___ Exercise data ___

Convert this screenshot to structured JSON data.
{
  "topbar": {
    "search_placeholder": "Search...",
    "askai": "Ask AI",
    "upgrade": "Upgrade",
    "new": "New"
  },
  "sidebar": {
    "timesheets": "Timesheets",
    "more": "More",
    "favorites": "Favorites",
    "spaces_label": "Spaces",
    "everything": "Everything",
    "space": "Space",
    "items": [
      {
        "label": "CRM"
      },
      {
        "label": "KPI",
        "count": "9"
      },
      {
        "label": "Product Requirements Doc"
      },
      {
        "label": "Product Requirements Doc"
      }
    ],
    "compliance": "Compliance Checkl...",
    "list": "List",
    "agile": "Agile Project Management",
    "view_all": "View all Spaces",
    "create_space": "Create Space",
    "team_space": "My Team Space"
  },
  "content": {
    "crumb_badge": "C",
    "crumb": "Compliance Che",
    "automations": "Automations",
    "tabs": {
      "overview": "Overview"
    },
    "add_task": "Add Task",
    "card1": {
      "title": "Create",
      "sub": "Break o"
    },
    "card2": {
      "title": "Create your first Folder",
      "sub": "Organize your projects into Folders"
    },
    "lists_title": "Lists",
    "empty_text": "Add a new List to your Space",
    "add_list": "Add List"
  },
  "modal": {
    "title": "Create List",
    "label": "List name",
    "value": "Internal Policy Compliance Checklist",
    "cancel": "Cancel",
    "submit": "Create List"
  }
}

___
___ Exercise data ___

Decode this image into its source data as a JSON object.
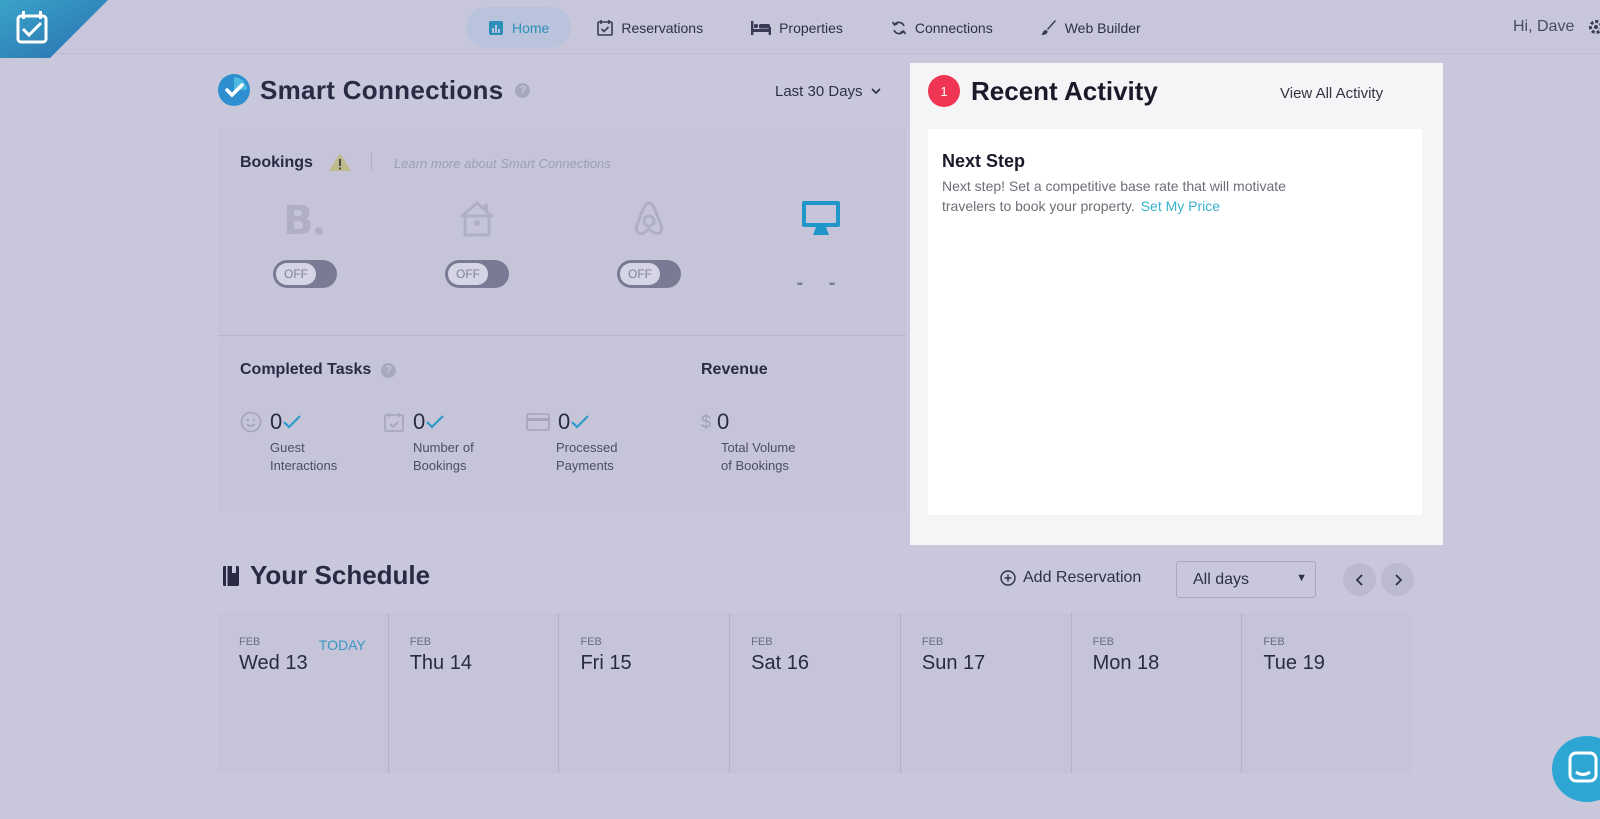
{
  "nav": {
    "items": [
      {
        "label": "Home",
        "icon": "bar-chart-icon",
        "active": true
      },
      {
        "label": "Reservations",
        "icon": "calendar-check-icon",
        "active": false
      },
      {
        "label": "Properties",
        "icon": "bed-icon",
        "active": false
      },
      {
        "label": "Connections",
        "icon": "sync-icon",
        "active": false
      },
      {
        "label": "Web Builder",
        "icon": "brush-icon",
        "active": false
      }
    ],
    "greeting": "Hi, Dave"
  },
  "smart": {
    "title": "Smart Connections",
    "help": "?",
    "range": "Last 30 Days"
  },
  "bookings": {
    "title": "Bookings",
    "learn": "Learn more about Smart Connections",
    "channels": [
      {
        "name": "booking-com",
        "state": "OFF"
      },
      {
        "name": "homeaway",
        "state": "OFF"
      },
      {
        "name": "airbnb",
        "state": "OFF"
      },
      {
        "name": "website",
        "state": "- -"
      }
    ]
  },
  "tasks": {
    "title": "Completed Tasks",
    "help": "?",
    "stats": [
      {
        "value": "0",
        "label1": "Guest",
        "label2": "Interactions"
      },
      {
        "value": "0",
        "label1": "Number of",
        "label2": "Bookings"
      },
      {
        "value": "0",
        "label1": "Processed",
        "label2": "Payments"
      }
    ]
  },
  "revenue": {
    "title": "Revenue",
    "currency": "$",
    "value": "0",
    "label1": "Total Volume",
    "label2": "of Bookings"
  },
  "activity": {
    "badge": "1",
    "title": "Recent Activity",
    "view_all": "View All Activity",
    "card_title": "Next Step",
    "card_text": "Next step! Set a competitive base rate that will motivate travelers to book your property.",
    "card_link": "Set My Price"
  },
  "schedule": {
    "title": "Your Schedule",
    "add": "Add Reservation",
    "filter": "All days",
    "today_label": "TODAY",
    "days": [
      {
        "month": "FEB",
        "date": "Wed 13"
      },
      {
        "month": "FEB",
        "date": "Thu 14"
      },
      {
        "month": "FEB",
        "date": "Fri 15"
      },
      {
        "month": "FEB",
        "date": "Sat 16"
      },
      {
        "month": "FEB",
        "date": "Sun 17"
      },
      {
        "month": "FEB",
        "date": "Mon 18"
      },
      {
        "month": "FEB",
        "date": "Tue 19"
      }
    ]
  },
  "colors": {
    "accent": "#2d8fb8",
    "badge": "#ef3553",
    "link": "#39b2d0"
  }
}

___
___ Exercise data ___

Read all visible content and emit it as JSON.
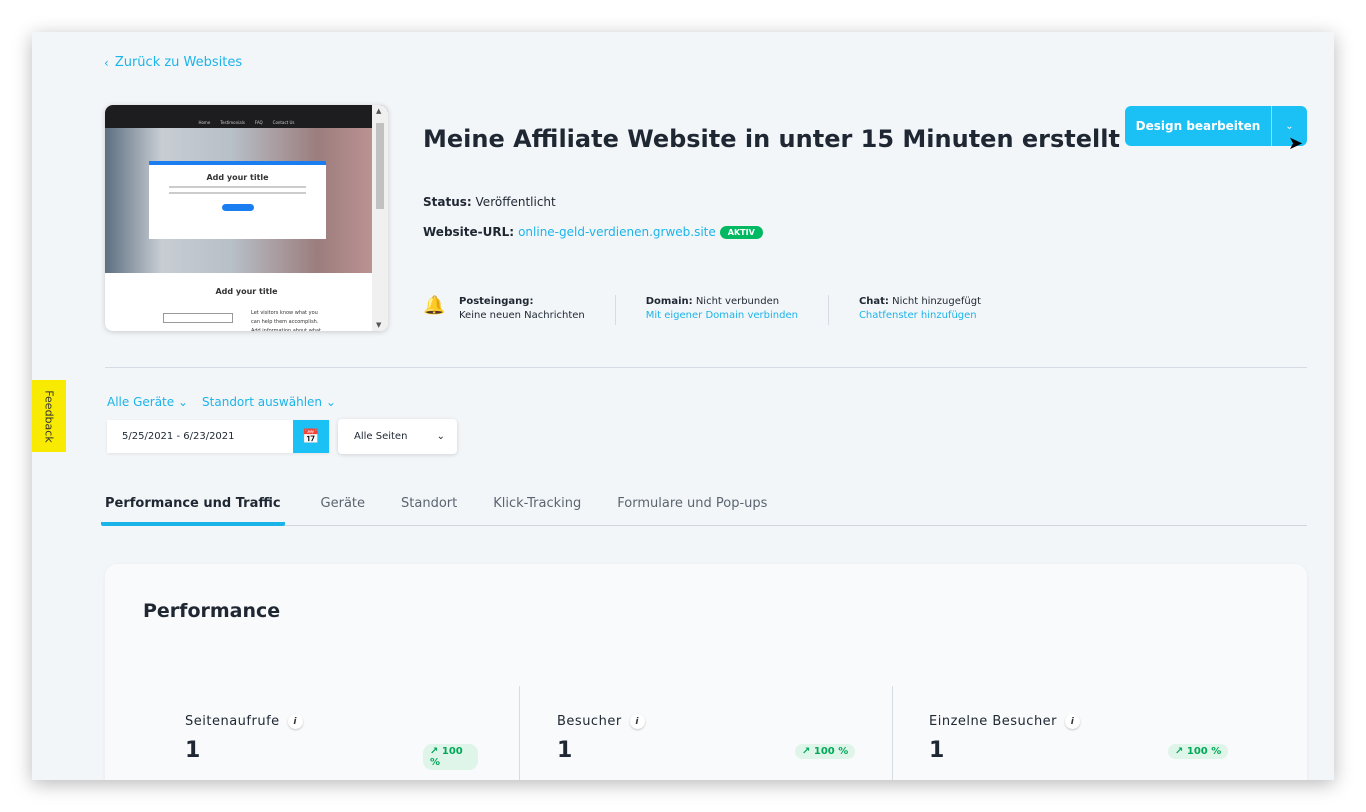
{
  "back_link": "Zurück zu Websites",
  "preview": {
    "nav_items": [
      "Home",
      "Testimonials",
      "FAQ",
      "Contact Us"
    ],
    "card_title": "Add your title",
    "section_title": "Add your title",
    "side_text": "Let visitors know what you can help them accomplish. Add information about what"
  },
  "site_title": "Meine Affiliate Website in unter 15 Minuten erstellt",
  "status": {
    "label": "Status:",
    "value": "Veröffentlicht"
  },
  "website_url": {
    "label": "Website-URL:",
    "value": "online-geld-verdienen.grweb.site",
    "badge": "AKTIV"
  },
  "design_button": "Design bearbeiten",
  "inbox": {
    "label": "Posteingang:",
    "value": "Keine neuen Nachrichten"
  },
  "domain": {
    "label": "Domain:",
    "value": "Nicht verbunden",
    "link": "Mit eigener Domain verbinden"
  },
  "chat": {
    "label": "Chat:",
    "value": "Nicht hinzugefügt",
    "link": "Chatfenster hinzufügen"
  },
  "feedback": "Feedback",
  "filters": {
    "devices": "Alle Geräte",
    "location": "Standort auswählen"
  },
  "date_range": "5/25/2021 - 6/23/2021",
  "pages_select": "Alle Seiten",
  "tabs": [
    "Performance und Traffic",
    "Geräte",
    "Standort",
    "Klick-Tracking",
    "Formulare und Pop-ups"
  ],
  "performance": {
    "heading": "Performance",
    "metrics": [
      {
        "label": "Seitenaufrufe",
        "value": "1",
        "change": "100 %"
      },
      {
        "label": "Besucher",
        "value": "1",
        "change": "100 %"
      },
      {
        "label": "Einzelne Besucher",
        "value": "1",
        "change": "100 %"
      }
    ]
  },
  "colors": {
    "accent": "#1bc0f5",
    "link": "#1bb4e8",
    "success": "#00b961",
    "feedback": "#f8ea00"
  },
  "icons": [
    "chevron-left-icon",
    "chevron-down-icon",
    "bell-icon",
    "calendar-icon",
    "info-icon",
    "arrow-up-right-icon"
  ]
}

___

> Directive: Return each line among the entries that holds the word "chevron".

> Task output:
    "chevron-left-icon",
    "chevron-down-icon",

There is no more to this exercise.